----- Listed entries

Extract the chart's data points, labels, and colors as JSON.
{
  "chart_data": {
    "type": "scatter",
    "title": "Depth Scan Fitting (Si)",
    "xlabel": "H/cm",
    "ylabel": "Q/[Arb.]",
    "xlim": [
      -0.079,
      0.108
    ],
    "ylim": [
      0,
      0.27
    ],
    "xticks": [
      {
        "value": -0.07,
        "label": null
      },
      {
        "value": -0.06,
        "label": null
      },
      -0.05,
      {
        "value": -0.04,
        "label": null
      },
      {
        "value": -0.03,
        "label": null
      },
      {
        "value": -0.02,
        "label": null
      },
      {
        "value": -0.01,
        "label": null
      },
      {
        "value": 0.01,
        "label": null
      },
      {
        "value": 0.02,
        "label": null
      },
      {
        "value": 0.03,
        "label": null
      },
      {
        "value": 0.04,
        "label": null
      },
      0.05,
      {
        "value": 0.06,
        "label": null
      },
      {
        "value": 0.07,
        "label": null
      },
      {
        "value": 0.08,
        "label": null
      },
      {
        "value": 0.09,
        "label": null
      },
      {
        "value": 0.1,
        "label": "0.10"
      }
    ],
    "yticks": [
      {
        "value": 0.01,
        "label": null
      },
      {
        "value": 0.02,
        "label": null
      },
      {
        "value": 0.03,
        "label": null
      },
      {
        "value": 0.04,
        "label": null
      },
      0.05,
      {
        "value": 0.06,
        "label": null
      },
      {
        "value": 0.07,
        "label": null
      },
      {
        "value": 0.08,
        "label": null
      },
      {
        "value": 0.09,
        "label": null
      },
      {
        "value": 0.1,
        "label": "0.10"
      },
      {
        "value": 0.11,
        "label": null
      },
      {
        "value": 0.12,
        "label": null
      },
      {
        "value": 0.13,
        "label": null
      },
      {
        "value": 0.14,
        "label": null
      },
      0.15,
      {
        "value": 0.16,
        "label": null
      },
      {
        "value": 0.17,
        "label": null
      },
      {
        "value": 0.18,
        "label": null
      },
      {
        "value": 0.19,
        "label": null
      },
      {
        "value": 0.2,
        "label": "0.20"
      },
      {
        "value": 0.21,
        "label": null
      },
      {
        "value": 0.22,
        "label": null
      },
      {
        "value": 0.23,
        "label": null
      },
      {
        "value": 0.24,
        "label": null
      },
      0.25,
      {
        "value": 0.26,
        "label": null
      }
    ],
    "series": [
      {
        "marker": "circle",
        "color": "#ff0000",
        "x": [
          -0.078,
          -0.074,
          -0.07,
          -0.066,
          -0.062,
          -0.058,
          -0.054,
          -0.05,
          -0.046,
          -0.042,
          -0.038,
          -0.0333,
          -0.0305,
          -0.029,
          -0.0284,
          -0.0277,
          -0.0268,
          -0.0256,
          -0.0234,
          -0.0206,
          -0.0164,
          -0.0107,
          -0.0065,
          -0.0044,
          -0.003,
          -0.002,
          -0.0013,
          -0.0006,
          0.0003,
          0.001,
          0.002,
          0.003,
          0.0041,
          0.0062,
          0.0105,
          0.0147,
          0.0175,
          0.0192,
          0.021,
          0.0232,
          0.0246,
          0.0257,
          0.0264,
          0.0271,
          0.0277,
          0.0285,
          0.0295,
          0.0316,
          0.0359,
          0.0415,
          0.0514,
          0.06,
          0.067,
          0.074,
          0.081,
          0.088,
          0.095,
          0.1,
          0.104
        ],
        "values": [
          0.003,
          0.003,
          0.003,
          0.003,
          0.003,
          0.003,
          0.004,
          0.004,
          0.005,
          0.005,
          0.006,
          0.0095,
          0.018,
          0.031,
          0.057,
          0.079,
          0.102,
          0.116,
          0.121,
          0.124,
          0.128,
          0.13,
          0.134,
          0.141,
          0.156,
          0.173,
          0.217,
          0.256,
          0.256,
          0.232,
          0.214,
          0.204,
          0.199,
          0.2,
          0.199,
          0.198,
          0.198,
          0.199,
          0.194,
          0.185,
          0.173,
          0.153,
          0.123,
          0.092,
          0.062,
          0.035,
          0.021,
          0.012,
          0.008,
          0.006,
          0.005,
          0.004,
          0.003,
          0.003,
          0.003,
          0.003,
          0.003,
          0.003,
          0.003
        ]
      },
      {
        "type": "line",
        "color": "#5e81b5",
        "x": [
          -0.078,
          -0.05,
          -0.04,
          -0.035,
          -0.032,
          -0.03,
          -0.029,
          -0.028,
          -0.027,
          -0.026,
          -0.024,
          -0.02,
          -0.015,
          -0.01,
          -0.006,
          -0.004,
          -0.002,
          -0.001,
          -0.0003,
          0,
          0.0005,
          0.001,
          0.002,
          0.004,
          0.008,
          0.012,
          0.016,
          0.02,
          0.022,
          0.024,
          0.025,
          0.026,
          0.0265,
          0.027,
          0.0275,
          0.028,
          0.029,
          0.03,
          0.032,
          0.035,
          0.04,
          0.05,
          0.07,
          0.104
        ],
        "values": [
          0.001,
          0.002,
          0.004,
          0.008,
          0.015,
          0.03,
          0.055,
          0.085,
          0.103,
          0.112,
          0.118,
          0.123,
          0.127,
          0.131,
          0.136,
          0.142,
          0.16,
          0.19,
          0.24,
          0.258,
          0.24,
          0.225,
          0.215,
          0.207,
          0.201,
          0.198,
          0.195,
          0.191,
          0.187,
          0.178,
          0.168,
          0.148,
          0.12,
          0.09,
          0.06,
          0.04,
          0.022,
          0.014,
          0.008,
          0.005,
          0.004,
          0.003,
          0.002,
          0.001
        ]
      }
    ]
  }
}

----------

Exercise goal
Transcribe every record above exactly as it appears.

Complete answer
Extract the chart's data points, labels, and colors as JSON.
{
  "chart_data": {
    "type": "scatter",
    "title": "Depth Scan Fitting (Si)",
    "xlabel": "H/cm",
    "ylabel": "Q/[Arb.]",
    "xlim": [
      -0.079,
      0.108
    ],
    "ylim": [
      0,
      0.27
    ],
    "xticks": [
      {
        "value": -0.07,
        "label": null
      },
      {
        "value": -0.06,
        "label": null
      },
      -0.05,
      {
        "value": -0.04,
        "label": null
      },
      {
        "value": -0.03,
        "label": null
      },
      {
        "value": -0.02,
        "label": null
      },
      {
        "value": -0.01,
        "label": null
      },
      {
        "value": 0.01,
        "label": null
      },
      {
        "value": 0.02,
        "label": null
      },
      {
        "value": 0.03,
        "label": null
      },
      {
        "value": 0.04,
        "label": null
      },
      0.05,
      {
        "value": 0.06,
        "label": null
      },
      {
        "value": 0.07,
        "label": null
      },
      {
        "value": 0.08,
        "label": null
      },
      {
        "value": 0.09,
        "label": null
      },
      {
        "value": 0.1,
        "label": "0.10"
      }
    ],
    "yticks": [
      {
        "value": 0.01,
        "label": null
      },
      {
        "value": 0.02,
        "label": null
      },
      {
        "value": 0.03,
        "label": null
      },
      {
        "value": 0.04,
        "label": null
      },
      0.05,
      {
        "value": 0.06,
        "label": null
      },
      {
        "value": 0.07,
        "label": null
      },
      {
        "value": 0.08,
        "label": null
      },
      {
        "value": 0.09,
        "label": null
      },
      {
        "value": 0.1,
        "label": "0.10"
      },
      {
        "value": 0.11,
        "label": null
      },
      {
        "value": 0.12,
        "label": null
      },
      {
        "value": 0.13,
        "label": null
      },
      {
        "value": 0.14,
        "label": null
      },
      0.15,
      {
        "value": 0.16,
        "label": null
      },
      {
        "value": 0.17,
        "label": null
      },
      {
        "value": 0.18,
        "label": null
      },
      {
        "value": 0.19,
        "label": null
      },
      {
        "value": 0.2,
        "label": "0.20"
      },
      {
        "value": 0.21,
        "label": null
      },
      {
        "value": 0.22,
        "label": null
      },
      {
        "value": 0.23,
        "label": null
      },
      {
        "value": 0.24,
        "label": null
      },
      0.25,
      {
        "value": 0.26,
        "label": null
      }
    ],
    "series": [
      {
        "marker": "circle",
        "color": "#ff0000",
        "x": [
          -0.078,
          -0.074,
          -0.07,
          -0.066,
          -0.062,
          -0.058,
          -0.054,
          -0.05,
          -0.046,
          -0.042,
          -0.038,
          -0.0333,
          -0.0305,
          -0.029,
          -0.0284,
          -0.0277,
          -0.0268,
          -0.0256,
          -0.0234,
          -0.0206,
          -0.0164,
          -0.0107,
          -0.0065,
          -0.0044,
          -0.003,
          -0.002,
          -0.0013,
          -0.0006,
          0.0003,
          0.001,
          0.002,
          0.003,
          0.0041,
          0.0062,
          0.0105,
          0.0147,
          0.0175,
          0.0192,
          0.021,
          0.0232,
          0.0246,
          0.0257,
          0.0264,
          0.0271,
          0.0277,
          0.0285,
          0.0295,
          0.0316,
          0.0359,
          0.0415,
          0.0514,
          0.06,
          0.067,
          0.074,
          0.081,
          0.088,
          0.095,
          0.1,
          0.104
        ],
        "values": [
          0.003,
          0.003,
          0.003,
          0.003,
          0.003,
          0.003,
          0.004,
          0.004,
          0.005,
          0.005,
          0.006,
          0.0095,
          0.018,
          0.031,
          0.057,
          0.079,
          0.102,
          0.116,
          0.121,
          0.124,
          0.128,
          0.13,
          0.134,
          0.141,
          0.156,
          0.173,
          0.217,
          0.256,
          0.256,
          0.232,
          0.214,
          0.204,
          0.199,
          0.2,
          0.199,
          0.198,
          0.198,
          0.199,
          0.194,
          0.185,
          0.173,
          0.153,
          0.123,
          0.092,
          0.062,
          0.035,
          0.021,
          0.012,
          0.008,
          0.006,
          0.005,
          0.004,
          0.003,
          0.003,
          0.003,
          0.003,
          0.003,
          0.003,
          0.003
        ]
      },
      {
        "type": "line",
        "color": "#5e81b5",
        "x": [
          -0.078,
          -0.05,
          -0.04,
          -0.035,
          -0.032,
          -0.03,
          -0.029,
          -0.028,
          -0.027,
          -0.026,
          -0.024,
          -0.02,
          -0.015,
          -0.01,
          -0.006,
          -0.004,
          -0.002,
          -0.001,
          -0.0003,
          0,
          0.0005,
          0.001,
          0.002,
          0.004,
          0.008,
          0.012,
          0.016,
          0.02,
          0.022,
          0.024,
          0.025,
          0.026,
          0.0265,
          0.027,
          0.0275,
          0.028,
          0.029,
          0.03,
          0.032,
          0.035,
          0.04,
          0.05,
          0.07,
          0.104
        ],
        "values": [
          0.001,
          0.002,
          0.004,
          0.008,
          0.015,
          0.03,
          0.055,
          0.085,
          0.103,
          0.112,
          0.118,
          0.123,
          0.127,
          0.131,
          0.136,
          0.142,
          0.16,
          0.19,
          0.24,
          0.258,
          0.24,
          0.225,
          0.215,
          0.207,
          0.201,
          0.198,
          0.195,
          0.191,
          0.187,
          0.178,
          0.168,
          0.148,
          0.12,
          0.09,
          0.06,
          0.04,
          0.022,
          0.014,
          0.008,
          0.005,
          0.004,
          0.003,
          0.002,
          0.001
        ]
      }
    ]
  }
}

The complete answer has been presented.